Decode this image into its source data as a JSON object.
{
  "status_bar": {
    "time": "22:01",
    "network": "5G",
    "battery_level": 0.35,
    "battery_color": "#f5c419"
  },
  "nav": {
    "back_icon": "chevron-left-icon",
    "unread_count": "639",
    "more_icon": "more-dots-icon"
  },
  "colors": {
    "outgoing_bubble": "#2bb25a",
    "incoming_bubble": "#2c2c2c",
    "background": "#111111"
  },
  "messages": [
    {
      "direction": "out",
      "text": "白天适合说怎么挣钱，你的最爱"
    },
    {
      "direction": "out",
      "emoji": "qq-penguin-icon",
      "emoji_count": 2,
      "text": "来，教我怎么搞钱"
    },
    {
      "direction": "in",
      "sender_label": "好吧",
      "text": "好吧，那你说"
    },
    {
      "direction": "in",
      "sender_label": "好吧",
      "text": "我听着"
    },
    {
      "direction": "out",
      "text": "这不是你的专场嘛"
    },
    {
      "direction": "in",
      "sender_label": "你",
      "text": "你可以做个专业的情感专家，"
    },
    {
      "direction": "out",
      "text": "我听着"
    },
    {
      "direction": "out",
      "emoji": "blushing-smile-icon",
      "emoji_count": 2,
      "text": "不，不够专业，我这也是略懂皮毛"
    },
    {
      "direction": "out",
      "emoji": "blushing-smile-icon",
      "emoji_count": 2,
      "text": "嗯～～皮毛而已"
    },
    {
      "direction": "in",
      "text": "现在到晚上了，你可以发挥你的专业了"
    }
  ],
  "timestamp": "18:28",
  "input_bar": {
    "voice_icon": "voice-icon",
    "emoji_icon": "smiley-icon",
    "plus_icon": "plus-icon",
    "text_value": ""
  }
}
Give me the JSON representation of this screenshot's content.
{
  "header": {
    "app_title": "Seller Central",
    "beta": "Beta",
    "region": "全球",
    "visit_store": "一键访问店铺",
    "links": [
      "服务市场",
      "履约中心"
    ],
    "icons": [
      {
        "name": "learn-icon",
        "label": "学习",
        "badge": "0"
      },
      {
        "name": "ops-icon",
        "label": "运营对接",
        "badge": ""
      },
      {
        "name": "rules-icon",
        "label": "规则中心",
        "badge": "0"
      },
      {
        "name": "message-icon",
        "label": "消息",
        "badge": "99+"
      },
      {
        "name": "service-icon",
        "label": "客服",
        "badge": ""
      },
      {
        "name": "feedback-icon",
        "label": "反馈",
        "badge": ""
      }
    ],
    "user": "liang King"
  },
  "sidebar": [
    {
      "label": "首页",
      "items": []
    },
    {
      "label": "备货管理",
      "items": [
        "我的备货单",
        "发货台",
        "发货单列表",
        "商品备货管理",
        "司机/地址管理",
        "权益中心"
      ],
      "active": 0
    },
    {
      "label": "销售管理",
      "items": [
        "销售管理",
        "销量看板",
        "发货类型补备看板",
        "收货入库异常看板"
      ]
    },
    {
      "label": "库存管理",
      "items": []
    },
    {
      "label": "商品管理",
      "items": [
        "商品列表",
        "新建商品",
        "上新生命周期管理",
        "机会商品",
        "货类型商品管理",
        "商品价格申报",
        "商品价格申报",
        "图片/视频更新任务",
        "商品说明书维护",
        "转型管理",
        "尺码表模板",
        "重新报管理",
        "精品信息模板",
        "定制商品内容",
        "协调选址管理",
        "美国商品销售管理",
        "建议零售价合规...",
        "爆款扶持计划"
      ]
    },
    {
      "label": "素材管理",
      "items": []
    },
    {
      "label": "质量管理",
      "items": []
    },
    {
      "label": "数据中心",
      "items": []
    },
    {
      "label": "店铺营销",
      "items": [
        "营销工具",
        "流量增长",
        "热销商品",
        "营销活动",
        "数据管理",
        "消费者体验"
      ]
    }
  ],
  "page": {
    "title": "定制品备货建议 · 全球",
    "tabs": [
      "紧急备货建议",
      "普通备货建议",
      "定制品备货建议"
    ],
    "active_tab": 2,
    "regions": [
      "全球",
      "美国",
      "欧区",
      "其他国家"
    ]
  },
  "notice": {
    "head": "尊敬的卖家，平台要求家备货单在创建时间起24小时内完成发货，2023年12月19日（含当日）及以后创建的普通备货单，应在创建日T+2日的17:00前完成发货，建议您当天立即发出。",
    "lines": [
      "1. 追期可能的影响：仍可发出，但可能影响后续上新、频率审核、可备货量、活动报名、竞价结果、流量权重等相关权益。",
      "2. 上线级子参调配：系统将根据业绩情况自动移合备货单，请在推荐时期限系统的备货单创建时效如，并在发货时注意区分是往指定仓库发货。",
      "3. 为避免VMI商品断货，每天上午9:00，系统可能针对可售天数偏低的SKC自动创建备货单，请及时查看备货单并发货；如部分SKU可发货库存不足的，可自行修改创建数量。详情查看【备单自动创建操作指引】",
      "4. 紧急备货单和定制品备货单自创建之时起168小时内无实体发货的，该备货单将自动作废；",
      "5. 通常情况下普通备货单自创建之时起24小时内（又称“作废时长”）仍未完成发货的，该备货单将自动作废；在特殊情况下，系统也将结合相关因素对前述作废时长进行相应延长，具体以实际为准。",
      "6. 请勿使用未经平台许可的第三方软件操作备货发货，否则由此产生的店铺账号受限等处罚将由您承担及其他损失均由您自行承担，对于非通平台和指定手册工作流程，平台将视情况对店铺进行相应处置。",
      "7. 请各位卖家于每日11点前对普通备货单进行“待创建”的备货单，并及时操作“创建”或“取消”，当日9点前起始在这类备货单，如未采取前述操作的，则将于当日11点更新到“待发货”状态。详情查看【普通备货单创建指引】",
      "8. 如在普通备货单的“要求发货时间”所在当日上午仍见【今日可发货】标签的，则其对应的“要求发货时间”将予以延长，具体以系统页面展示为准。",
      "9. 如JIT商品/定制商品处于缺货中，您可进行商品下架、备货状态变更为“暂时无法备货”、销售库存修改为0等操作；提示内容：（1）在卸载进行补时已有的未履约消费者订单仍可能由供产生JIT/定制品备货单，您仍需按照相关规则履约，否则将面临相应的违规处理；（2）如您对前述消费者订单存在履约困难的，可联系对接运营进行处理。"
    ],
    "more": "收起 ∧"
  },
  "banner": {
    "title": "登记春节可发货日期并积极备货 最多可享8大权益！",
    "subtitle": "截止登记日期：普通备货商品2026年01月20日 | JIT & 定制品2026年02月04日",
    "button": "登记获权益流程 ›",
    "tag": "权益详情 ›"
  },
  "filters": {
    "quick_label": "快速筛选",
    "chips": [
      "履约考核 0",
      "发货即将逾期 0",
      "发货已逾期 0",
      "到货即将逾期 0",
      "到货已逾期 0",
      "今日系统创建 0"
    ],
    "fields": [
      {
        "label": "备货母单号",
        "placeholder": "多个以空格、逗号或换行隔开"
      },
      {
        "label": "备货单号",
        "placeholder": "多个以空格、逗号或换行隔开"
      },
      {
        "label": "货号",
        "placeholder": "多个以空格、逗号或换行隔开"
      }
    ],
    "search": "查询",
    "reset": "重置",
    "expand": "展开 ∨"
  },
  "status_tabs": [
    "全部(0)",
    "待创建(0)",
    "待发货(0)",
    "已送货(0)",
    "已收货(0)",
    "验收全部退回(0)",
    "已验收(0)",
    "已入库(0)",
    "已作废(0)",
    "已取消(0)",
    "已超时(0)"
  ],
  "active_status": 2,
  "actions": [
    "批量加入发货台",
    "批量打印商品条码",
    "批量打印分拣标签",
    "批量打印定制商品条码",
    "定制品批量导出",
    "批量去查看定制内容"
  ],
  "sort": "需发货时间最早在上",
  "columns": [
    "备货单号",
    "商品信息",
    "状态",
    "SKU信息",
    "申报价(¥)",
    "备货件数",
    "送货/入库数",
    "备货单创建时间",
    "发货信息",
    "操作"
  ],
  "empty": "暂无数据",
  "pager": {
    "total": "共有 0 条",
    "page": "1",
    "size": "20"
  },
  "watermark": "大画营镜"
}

### What you have to do
Tally the lines that hold the string "name" and state the total, nothing more.

### The reply
6